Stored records
..........

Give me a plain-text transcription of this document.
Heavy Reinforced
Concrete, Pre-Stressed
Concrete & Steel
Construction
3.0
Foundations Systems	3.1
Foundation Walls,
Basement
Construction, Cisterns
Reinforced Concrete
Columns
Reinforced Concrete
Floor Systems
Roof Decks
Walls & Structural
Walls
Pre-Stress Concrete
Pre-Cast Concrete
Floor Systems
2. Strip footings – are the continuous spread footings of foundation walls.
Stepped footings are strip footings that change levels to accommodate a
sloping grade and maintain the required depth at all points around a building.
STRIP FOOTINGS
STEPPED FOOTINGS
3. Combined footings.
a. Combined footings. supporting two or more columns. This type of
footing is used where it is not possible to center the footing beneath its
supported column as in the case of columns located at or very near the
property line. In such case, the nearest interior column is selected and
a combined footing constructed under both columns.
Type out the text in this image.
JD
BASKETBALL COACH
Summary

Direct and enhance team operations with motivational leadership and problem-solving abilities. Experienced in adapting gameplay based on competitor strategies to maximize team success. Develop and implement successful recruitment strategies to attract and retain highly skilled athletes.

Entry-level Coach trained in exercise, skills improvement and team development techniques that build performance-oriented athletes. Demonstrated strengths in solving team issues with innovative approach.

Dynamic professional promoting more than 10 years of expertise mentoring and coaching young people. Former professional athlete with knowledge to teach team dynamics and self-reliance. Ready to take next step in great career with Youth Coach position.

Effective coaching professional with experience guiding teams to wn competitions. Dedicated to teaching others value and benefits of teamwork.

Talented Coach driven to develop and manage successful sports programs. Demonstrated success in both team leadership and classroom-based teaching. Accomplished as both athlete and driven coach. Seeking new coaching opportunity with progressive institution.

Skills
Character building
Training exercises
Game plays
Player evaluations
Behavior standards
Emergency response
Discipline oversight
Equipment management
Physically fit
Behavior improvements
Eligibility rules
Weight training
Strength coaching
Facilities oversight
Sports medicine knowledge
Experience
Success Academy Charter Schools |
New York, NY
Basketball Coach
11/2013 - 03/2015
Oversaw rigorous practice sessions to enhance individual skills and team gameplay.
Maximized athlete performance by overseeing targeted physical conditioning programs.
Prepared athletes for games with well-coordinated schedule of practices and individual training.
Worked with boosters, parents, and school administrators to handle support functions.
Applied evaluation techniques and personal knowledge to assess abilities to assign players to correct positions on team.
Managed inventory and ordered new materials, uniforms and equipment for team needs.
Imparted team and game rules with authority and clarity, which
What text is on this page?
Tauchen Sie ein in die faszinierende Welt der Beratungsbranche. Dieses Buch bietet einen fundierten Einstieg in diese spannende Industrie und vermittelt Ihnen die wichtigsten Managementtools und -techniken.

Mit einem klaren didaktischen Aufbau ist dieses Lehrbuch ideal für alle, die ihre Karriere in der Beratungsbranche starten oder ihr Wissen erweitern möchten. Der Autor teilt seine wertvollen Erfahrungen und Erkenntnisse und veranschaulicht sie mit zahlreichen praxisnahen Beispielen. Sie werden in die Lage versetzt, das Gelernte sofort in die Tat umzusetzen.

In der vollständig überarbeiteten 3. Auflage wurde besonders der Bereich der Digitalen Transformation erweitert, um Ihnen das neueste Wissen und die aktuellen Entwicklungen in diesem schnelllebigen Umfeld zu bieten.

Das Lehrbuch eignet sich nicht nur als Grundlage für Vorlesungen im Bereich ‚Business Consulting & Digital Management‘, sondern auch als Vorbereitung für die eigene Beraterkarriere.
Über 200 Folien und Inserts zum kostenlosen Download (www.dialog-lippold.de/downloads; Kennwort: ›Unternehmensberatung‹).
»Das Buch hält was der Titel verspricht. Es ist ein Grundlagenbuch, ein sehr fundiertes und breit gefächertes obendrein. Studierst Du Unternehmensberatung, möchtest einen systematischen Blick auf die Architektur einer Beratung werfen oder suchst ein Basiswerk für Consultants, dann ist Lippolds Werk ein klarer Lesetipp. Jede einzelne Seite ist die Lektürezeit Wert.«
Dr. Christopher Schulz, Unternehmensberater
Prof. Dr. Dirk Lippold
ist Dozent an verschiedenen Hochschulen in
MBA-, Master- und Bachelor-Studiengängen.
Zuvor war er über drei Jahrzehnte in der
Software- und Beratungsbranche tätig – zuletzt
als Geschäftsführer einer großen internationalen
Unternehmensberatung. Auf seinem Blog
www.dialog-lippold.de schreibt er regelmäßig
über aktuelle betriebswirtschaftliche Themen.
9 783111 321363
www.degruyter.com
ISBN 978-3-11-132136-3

..........

▸ **AIM**:
Using the entries above, find all lines with "programs". Copy them.

▸ **FINAL ANSWER**:
Talented Coach driven to develop and manage successful sports programs. Demonstrated success in both team leadership and classroom-based teaching. Accomplished as both athlete and driven coach. Seeking new coaching opportunity with progressive institution.
Maximized athlete performance by overseeing targeted physical conditioning programs.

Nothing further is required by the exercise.